→ WHAT YOU NEED TO DO
Using the data below, tally the lines that include the string "DIVISION". Only the number is wanted.

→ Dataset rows

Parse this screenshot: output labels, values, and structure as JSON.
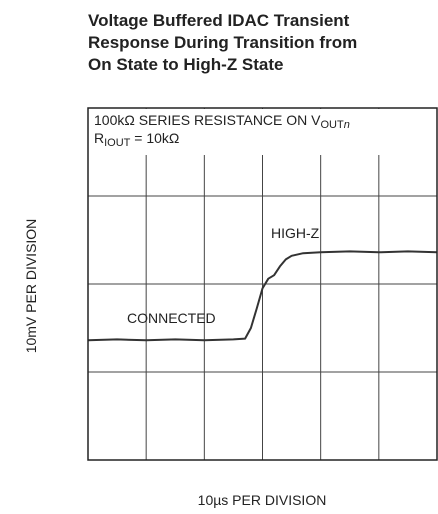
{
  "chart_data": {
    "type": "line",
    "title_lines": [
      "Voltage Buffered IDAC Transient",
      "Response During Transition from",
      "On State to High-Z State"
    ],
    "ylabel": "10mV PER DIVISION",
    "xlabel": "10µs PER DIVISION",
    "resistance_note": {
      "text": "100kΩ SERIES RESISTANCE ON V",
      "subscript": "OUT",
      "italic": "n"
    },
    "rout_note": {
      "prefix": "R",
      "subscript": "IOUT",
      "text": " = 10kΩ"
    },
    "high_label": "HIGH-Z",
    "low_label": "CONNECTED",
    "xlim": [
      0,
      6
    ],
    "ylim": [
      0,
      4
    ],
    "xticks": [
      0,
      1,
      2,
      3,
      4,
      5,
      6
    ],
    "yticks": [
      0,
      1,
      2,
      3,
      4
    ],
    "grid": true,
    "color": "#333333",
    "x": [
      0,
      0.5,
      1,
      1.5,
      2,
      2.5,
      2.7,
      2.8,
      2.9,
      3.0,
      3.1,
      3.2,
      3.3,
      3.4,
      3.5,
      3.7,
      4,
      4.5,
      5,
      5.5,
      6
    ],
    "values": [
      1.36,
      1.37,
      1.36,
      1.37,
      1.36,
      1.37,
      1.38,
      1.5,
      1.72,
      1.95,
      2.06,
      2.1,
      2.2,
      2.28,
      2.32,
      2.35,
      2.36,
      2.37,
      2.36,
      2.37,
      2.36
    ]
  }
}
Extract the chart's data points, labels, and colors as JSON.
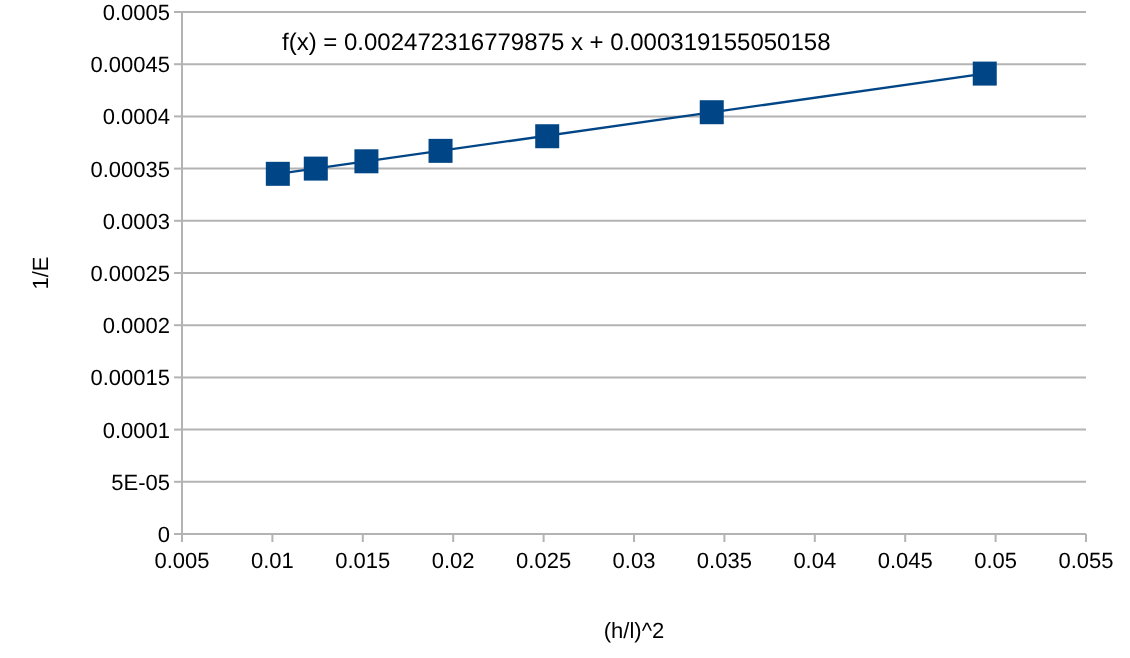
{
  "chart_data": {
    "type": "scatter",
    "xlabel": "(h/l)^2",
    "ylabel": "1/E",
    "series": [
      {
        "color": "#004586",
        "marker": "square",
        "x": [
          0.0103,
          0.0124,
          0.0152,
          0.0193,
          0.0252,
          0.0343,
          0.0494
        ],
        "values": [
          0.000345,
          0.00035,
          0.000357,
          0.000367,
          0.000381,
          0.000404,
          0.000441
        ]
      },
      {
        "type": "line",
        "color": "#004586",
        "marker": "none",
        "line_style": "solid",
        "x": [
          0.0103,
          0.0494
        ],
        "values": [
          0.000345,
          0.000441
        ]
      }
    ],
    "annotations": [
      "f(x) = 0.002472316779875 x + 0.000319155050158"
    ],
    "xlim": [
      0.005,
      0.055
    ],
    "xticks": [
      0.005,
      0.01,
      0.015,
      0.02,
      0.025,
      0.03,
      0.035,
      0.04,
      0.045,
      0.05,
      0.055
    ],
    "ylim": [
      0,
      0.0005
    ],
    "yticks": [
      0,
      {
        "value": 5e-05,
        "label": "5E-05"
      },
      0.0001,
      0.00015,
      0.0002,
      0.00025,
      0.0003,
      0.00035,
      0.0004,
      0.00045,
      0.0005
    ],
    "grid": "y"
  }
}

→ OUTPUT
2